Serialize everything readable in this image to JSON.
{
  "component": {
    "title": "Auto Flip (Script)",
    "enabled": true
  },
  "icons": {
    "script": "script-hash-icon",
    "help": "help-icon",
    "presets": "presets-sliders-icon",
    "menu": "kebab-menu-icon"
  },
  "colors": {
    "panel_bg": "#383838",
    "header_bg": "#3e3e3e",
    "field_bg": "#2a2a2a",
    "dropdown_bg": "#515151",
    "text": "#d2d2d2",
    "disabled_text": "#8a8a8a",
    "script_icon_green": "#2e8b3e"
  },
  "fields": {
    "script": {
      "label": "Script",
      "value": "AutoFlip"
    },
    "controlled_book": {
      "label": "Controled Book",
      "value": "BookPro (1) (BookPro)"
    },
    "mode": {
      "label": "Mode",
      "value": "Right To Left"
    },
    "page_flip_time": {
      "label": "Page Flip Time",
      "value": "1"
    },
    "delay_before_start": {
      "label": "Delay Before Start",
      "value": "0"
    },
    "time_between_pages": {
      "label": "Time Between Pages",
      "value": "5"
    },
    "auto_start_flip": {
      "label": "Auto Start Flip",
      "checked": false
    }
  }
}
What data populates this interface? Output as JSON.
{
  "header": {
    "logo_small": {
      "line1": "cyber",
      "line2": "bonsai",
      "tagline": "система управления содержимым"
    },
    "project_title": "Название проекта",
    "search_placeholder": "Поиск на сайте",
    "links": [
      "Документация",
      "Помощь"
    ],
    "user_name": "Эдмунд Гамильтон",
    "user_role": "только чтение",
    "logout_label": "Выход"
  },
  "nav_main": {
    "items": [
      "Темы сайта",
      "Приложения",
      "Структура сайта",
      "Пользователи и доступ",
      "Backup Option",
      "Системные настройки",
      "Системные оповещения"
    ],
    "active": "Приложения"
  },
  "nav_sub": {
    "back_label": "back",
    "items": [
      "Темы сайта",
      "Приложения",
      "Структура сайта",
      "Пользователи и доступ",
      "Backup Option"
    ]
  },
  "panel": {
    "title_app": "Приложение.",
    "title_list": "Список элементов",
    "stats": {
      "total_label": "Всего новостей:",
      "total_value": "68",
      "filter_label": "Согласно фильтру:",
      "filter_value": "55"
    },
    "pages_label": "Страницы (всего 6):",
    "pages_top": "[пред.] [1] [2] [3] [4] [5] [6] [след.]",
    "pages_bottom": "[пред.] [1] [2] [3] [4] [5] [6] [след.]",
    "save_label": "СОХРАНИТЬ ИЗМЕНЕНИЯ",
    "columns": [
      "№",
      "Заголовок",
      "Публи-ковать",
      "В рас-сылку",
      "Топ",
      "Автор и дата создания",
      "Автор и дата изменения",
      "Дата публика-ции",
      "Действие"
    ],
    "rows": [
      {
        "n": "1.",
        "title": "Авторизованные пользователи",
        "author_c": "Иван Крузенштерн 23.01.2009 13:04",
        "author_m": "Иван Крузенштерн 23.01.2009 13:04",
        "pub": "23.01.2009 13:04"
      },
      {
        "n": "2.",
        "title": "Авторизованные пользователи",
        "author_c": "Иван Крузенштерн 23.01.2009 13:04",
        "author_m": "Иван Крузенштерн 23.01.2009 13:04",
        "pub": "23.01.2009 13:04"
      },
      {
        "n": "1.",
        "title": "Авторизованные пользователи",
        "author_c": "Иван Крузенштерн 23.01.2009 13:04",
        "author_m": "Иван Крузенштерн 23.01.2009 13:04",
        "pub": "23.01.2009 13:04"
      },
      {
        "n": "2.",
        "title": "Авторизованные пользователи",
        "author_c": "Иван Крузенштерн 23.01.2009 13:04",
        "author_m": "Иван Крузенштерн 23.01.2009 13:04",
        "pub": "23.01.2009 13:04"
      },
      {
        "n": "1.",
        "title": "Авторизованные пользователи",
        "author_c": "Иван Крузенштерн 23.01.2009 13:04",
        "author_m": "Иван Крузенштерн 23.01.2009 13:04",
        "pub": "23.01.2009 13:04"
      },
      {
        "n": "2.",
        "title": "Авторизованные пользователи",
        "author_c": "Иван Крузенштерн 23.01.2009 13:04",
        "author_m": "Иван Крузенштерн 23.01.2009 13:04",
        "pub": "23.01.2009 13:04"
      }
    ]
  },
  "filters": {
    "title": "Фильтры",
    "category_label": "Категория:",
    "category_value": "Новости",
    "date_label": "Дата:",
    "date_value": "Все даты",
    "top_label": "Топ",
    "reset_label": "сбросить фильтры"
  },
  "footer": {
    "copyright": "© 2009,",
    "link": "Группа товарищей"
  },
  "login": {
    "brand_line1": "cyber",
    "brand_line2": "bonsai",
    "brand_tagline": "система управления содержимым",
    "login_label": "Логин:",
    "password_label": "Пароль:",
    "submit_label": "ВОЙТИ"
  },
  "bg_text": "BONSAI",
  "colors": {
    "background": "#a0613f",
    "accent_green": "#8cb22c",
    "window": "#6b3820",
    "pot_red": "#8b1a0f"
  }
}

● Task goal
Extract each record, keeping it identical to the original.

● Exercise result
Serialize everything readable in this image to JSON.
{
  "component": {
    "title": "Auto Flip (Script)",
    "enabled": true
  },
  "icons": {
    "script": "script-hash-icon",
    "help": "help-icon",
    "presets": "presets-sliders-icon",
    "menu": "kebab-menu-icon"
  },
  "colors": {
    "panel_bg": "#383838",
    "header_bg": "#3e3e3e",
    "field_bg": "#2a2a2a",
    "dropdown_bg": "#515151",
    "text": "#d2d2d2",
    "disabled_text": "#8a8a8a",
    "script_icon_green": "#2e8b3e"
  },
  "fields": {
    "script": {
      "label": "Script",
      "value": "AutoFlip"
    },
    "controlled_book": {
      "label": "Controled Book",
      "value": "BookPro (1) (BookPro)"
    },
    "mode": {
      "label": "Mode",
      "value": "Right To Left"
    },
    "page_flip_time": {
      "label": "Page Flip Time",
      "value": "1"
    },
    "delay_before_start": {
      "label": "Delay Before Start",
      "value": "0"
    },
    "time_between_pages": {
      "label": "Time Between Pages",
      "value": "5"
    },
    "auto_start_flip": {
      "label": "Auto Start Flip",
      "checked": false
    }
  }
}
What data populates this interface? Output as JSON.
{
  "header": {
    "logo_small": {
      "line1": "cyber",
      "line2": "bonsai",
      "tagline": "система управления содержимым"
    },
    "project_title": "Название проекта",
    "search_placeholder": "Поиск на сайте",
    "links": [
      "Документация",
      "Помощь"
    ],
    "user_name": "Эдмунд Гамильтон",
    "user_role": "только чтение",
    "logout_label": "Выход"
  },
  "nav_main": {
    "items": [
      "Темы сайта",
      "Приложения",
      "Структура сайта",
      "Пользователи и доступ",
      "Backup Option",
      "Системные настройки",
      "Системные оповещения"
    ],
    "active": "Приложения"
  },
  "nav_sub": {
    "back_label": "back",
    "items": [
      "Темы сайта",
      "Приложения",
      "Структура сайта",
      "Пользователи и доступ",
      "Backup Option"
    ]
  },
  "panel": {
    "title_app": "Приложение.",
    "title_list": "Список элементов",
    "stats": {
      "total_label": "Всего новостей:",
      "total_value": "68",
      "filter_label": "Согласно фильтру:",
      "filter_value": "55"
    },
    "pages_label": "Страницы (всего 6):",
    "pages_top": "[пред.] [1] [2] [3] [4] [5] [6] [след.]",
    "pages_bottom": "[пред.] [1] [2] [3] [4] [5] [6] [след.]",
    "save_label": "СОХРАНИТЬ ИЗМЕНЕНИЯ",
    "columns": [
      "№",
      "Заголовок",
      "Публи-ковать",
      "В рас-сылку",
      "Топ",
      "Автор и дата создания",
      "Автор и дата изменения",
      "Дата публика-ции",
      "Действие"
    ],
    "rows": [
      {
        "n": "1.",
        "title": "Авторизованные пользователи",
        "author_c": "Иван Крузенштерн 23.01.2009 13:04",
        "author_m": "Иван Крузенштерн 23.01.2009 13:04",
        "pub": "23.01.2009 13:04"
      },
      {
        "n": "2.",
        "title": "Авторизованные пользователи",
        "author_c": "Иван Крузенштерн 23.01.2009 13:04",
        "author_m": "Иван Крузенштерн 23.01.2009 13:04",
        "pub": "23.01.2009 13:04"
      },
      {
        "n": "1.",
        "title": "Авторизованные пользователи",
        "author_c": "Иван Крузенштерн 23.01.2009 13:04",
        "author_m": "Иван Крузенштерн 23.01.2009 13:04",
        "pub": "23.01.2009 13:04"
      },
      {
        "n": "2.",
        "title": "Авторизованные пользователи",
        "author_c": "Иван Крузенштерн 23.01.2009 13:04",
        "author_m": "Иван Крузенштерн 23.01.2009 13:04",
        "pub": "23.01.2009 13:04"
      },
      {
        "n": "1.",
        "title": "Авторизованные пользователи",
        "author_c": "Иван Крузенштерн 23.01.2009 13:04",
        "author_m": "Иван Крузенштерн 23.01.2009 13:04",
        "pub": "23.01.2009 13:04"
      },
      {
        "n": "2.",
        "title": "Авторизованные пользователи",
        "author_c": "Иван Крузенштерн 23.01.2009 13:04",
        "author_m": "Иван Крузенштерн 23.01.2009 13:04",
        "pub": "23.01.2009 13:04"
      }
    ]
  },
  "filters": {
    "title": "Фильтры",
    "category_label": "Категория:",
    "category_value": "Новости",
    "date_label": "Дата:",
    "date_value": "Все даты",
    "top_label": "Топ",
    "reset_label": "сбросить фильтры"
  },
  "footer": {
    "copyright": "© 2009,",
    "link": "Группа товарищей"
  },
  "login": {
    "brand_line1": "cyber",
    "brand_line2": "bonsai",
    "brand_tagline": "система управления содержимым",
    "login_label": "Логин:",
    "password_label": "Пароль:",
    "submit_label": "ВОЙТИ"
  },
  "bg_text": "BONSAI",
  "colors": {
    "background": "#a0613f",
    "accent_green": "#8cb22c",
    "window": "#6b3820",
    "pot_red": "#8b1a0f"
  }
}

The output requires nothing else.